-- start GIVEN ENTRIES --

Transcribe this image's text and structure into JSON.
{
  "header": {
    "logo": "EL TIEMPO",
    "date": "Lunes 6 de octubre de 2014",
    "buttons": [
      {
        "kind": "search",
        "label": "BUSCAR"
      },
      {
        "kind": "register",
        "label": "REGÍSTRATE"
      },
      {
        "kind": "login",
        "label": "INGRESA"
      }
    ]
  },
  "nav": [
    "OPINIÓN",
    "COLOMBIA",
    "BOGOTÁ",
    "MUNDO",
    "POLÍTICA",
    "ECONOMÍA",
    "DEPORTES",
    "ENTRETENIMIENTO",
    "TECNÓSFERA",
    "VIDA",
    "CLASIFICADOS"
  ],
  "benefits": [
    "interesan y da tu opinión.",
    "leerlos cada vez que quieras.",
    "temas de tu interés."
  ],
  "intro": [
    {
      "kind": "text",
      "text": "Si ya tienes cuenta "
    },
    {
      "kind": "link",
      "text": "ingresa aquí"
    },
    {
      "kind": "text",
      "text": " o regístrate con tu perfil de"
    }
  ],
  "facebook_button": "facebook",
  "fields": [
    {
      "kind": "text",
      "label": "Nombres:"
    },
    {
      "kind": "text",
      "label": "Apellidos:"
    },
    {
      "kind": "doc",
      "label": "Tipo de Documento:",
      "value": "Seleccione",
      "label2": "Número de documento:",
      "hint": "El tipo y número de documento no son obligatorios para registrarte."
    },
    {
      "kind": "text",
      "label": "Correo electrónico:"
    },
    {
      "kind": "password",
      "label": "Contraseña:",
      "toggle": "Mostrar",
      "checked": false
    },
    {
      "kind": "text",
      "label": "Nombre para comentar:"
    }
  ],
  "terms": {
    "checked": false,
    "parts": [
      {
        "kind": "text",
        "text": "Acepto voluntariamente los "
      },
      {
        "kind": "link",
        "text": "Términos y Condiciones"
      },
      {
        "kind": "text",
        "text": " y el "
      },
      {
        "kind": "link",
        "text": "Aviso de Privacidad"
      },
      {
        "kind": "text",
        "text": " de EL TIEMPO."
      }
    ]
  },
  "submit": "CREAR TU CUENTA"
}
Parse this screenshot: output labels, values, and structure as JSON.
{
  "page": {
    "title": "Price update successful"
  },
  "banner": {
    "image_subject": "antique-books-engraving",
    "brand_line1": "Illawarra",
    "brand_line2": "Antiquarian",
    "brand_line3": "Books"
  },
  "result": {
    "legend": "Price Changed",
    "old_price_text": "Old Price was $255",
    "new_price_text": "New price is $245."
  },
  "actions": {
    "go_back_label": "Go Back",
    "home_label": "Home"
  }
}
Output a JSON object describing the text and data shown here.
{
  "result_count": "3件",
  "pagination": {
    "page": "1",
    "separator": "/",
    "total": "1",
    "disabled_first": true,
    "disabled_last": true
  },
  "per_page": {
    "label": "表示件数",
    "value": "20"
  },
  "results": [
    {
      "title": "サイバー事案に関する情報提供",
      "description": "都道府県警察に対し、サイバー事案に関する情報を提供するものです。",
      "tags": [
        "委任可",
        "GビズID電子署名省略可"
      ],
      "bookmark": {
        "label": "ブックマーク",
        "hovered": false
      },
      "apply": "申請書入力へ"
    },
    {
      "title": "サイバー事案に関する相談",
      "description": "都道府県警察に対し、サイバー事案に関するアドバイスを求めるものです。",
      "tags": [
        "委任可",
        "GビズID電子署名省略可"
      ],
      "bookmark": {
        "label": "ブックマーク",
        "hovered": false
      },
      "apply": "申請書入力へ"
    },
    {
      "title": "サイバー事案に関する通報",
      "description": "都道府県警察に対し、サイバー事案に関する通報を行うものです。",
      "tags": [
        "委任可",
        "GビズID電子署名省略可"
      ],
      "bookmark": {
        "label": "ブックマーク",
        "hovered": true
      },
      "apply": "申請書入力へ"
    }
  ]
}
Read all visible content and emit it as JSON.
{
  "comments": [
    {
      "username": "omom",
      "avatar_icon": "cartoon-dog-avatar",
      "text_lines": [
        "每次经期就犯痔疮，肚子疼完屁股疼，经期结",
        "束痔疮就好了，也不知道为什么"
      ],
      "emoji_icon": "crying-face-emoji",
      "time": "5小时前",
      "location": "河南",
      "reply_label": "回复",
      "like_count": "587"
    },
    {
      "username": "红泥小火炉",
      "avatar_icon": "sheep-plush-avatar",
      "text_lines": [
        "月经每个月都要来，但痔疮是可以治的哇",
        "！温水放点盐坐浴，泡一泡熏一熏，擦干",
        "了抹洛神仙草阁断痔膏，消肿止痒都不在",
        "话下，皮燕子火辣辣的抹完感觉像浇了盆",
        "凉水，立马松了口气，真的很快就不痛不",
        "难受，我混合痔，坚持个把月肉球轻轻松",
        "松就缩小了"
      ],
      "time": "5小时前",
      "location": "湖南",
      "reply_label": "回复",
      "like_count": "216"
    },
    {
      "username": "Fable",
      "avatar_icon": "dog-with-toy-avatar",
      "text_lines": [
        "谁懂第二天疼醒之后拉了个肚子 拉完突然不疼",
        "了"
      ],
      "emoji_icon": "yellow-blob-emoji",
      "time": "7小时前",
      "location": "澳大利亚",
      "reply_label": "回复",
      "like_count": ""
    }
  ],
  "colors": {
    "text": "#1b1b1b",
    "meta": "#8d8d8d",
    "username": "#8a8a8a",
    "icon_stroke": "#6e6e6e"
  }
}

-- end GIVEN ENTRIES --

Please return the data above exactly as given.

Transcribe this image's text and structure into JSON.
{
  "header": {
    "logo": "EL TIEMPO",
    "date": "Lunes 6 de octubre de 2014",
    "buttons": [
      {
        "kind": "search",
        "label": "BUSCAR"
      },
      {
        "kind": "register",
        "label": "REGÍSTRATE"
      },
      {
        "kind": "login",
        "label": "INGRESA"
      }
    ]
  },
  "nav": [
    "OPINIÓN",
    "COLOMBIA",
    "BOGOTÁ",
    "MUNDO",
    "POLÍTICA",
    "ECONOMÍA",
    "DEPORTES",
    "ENTRETENIMIENTO",
    "TECNÓSFERA",
    "VIDA",
    "CLASIFICADOS"
  ],
  "benefits": [
    "interesan y da tu opinión.",
    "leerlos cada vez que quieras.",
    "temas de tu interés."
  ],
  "intro": [
    {
      "kind": "text",
      "text": "Si ya tienes cuenta "
    },
    {
      "kind": "link",
      "text": "ingresa aquí"
    },
    {
      "kind": "text",
      "text": " o regístrate con tu perfil de"
    }
  ],
  "facebook_button": "facebook",
  "fields": [
    {
      "kind": "text",
      "label": "Nombres:"
    },
    {
      "kind": "text",
      "label": "Apellidos:"
    },
    {
      "kind": "doc",
      "label": "Tipo de Documento:",
      "value": "Seleccione",
      "label2": "Número de documento:",
      "hint": "El tipo y número de documento no son obligatorios para registrarte."
    },
    {
      "kind": "text",
      "label": "Correo electrónico:"
    },
    {
      "kind": "password",
      "label": "Contraseña:",
      "toggle": "Mostrar",
      "checked": false
    },
    {
      "kind": "text",
      "label": "Nombre para comentar:"
    }
  ],
  "terms": {
    "checked": false,
    "parts": [
      {
        "kind": "text",
        "text": "Acepto voluntariamente los "
      },
      {
        "kind": "link",
        "text": "Términos y Condiciones"
      },
      {
        "kind": "text",
        "text": " y el "
      },
      {
        "kind": "link",
        "text": "Aviso de Privacidad"
      },
      {
        "kind": "text",
        "text": " de EL TIEMPO."
      }
    ]
  },
  "submit": "CREAR TU CUENTA"
}
Parse this screenshot: output labels, values, and structure as JSON.
{
  "page": {
    "title": "Price update successful"
  },
  "banner": {
    "image_subject": "antique-books-engraving",
    "brand_line1": "Illawarra",
    "brand_line2": "Antiquarian",
    "brand_line3": "Books"
  },
  "result": {
    "legend": "Price Changed",
    "old_price_text": "Old Price was $255",
    "new_price_text": "New price is $245."
  },
  "actions": {
    "go_back_label": "Go Back",
    "home_label": "Home"
  }
}
Output a JSON object describing the text and data shown here.
{
  "result_count": "3件",
  "pagination": {
    "page": "1",
    "separator": "/",
    "total": "1",
    "disabled_first": true,
    "disabled_last": true
  },
  "per_page": {
    "label": "表示件数",
    "value": "20"
  },
  "results": [
    {
      "title": "サイバー事案に関する情報提供",
      "description": "都道府県警察に対し、サイバー事案に関する情報を提供するものです。",
      "tags": [
        "委任可",
        "GビズID電子署名省略可"
      ],
      "bookmark": {
        "label": "ブックマーク",
        "hovered": false
      },
      "apply": "申請書入力へ"
    },
    {
      "title": "サイバー事案に関する相談",
      "description": "都道府県警察に対し、サイバー事案に関するアドバイスを求めるものです。",
      "tags": [
        "委任可",
        "GビズID電子署名省略可"
      ],
      "bookmark": {
        "label": "ブックマーク",
        "hovered": false
      },
      "apply": "申請書入力へ"
    },
    {
      "title": "サイバー事案に関する通報",
      "description": "都道府県警察に対し、サイバー事案に関する通報を行うものです。",
      "tags": [
        "委任可",
        "GビズID電子署名省略可"
      ],
      "bookmark": {
        "label": "ブックマーク",
        "hovered": true
      },
      "apply": "申請書入力へ"
    }
  ]
}
Read all visible content and emit it as JSON.
{
  "comments": [
    {
      "username": "omom",
      "avatar_icon": "cartoon-dog-avatar",
      "text_lines": [
        "每次经期就犯痔疮，肚子疼完屁股疼，经期结",
        "束痔疮就好了，也不知道为什么"
      ],
      "emoji_icon": "crying-face-emoji",
      "time": "5小时前",
      "location": "河南",
      "reply_label": "回复",
      "like_count": "587"
    },
    {
      "username": "红泥小火炉",
      "avatar_icon": "sheep-plush-avatar",
      "text_lines": [
        "月经每个月都要来，但痔疮是可以治的哇",
        "！温水放点盐坐浴，泡一泡熏一熏，擦干",
        "了抹洛神仙草阁断痔膏，消肿止痒都不在",
        "话下，皮燕子火辣辣的抹完感觉像浇了盆",
        "凉水，立马松了口气，真的很快就不痛不",
        "难受，我混合痔，坚持个把月肉球轻轻松",
        "松就缩小了"
      ],
      "time": "5小时前",
      "location": "湖南",
      "reply_label": "回复",
      "like_count": "216"
    },
    {
      "username": "Fable",
      "avatar_icon": "dog-with-toy-avatar",
      "text_lines": [
        "谁懂第二天疼醒之后拉了个肚子 拉完突然不疼",
        "了"
      ],
      "emoji_icon": "yellow-blob-emoji",
      "time": "7小时前",
      "location": "澳大利亚",
      "reply_label": "回复",
      "like_count": ""
    }
  ],
  "colors": {
    "text": "#1b1b1b",
    "meta": "#8d8d8d",
    "username": "#8a8a8a",
    "icon_stroke": "#6e6e6e"
  }
}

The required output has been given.